§ Stated exercise:
Leave out every picture, then transcribe the rest of the listing exactly.

>> begin Raw records

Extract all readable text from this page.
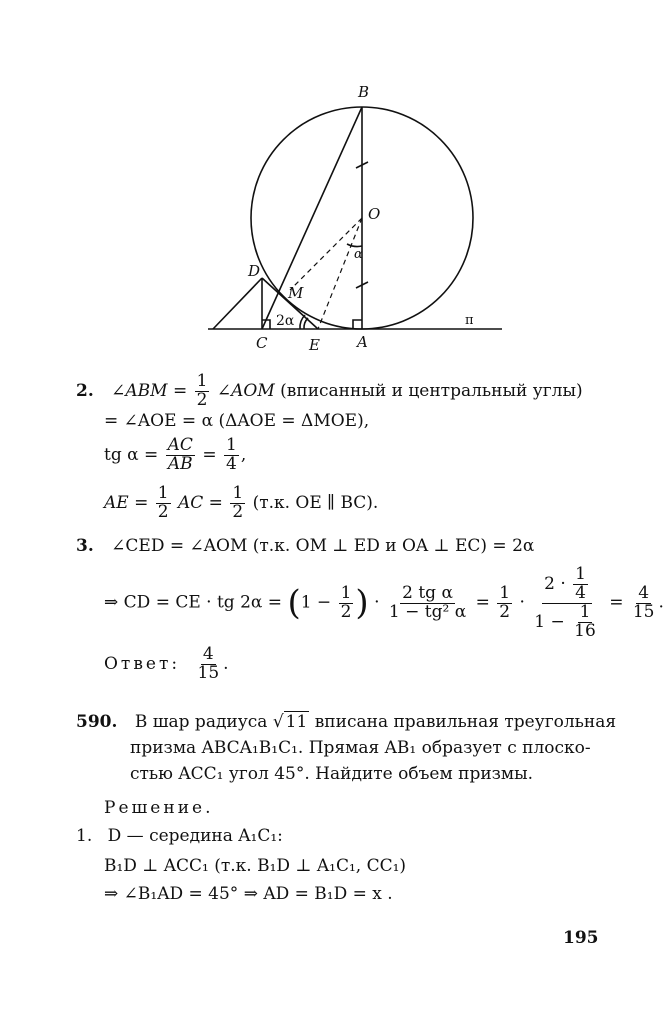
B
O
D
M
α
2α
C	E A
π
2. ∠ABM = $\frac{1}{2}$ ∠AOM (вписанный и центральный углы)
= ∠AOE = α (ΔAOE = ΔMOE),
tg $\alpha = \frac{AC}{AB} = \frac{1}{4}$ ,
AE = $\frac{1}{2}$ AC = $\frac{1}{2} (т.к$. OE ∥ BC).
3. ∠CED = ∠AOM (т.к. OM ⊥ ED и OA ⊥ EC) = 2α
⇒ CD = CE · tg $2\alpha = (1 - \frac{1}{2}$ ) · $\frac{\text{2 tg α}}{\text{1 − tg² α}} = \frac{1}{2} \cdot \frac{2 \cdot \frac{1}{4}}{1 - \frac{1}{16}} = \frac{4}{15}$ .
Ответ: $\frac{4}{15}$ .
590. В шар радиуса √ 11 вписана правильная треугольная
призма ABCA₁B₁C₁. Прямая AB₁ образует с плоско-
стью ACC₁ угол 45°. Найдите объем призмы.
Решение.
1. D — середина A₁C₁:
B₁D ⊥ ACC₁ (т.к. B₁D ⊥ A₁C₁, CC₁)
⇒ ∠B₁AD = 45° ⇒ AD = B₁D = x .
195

>> end Raw records

§ Result of this task:
Extract all readable text from this page.
B
O
D
M
α
2α
C	E A
π
2. ∠ABM = $\frac{1}{2}$ ∠AOM (вписанный и центральный углы)
= ∠AOE = α (ΔAOE = ΔMOE),
tg $\alpha = \frac{AC}{AB} = \frac{1}{4}$ ,
AE = $\frac{1}{2}$ AC = $\frac{1}{2} (т.к$. OE ∥ BC).
3. ∠CED = ∠AOM (т.к. OM ⊥ ED и OA ⊥ EC) = 2α
⇒ CD = CE · tg $2\alpha = (1 - \frac{1}{2}$ ) · $\frac{\text{2 tg α}}{\text{1 − tg² α}} = \frac{1}{2} \cdot \frac{2 \cdot \frac{1}{4}}{1 - \frac{1}{16}} = \frac{4}{15}$ .
Ответ: $\frac{4}{15}$ .
590. В шар радиуса √ 11 вписана правильная треугольная
призма ABCA₁B₁C₁. Прямая AB₁ образует с плоско-
стью ACC₁ угол 45°. Найдите объем призмы.
Решение.
1. D — середина A₁C₁:
B₁D ⊥ ACC₁ (т.к. B₁D ⊥ A₁C₁, CC₁)
⇒ ∠B₁AD = 45° ⇒ AD = B₁D = x .
195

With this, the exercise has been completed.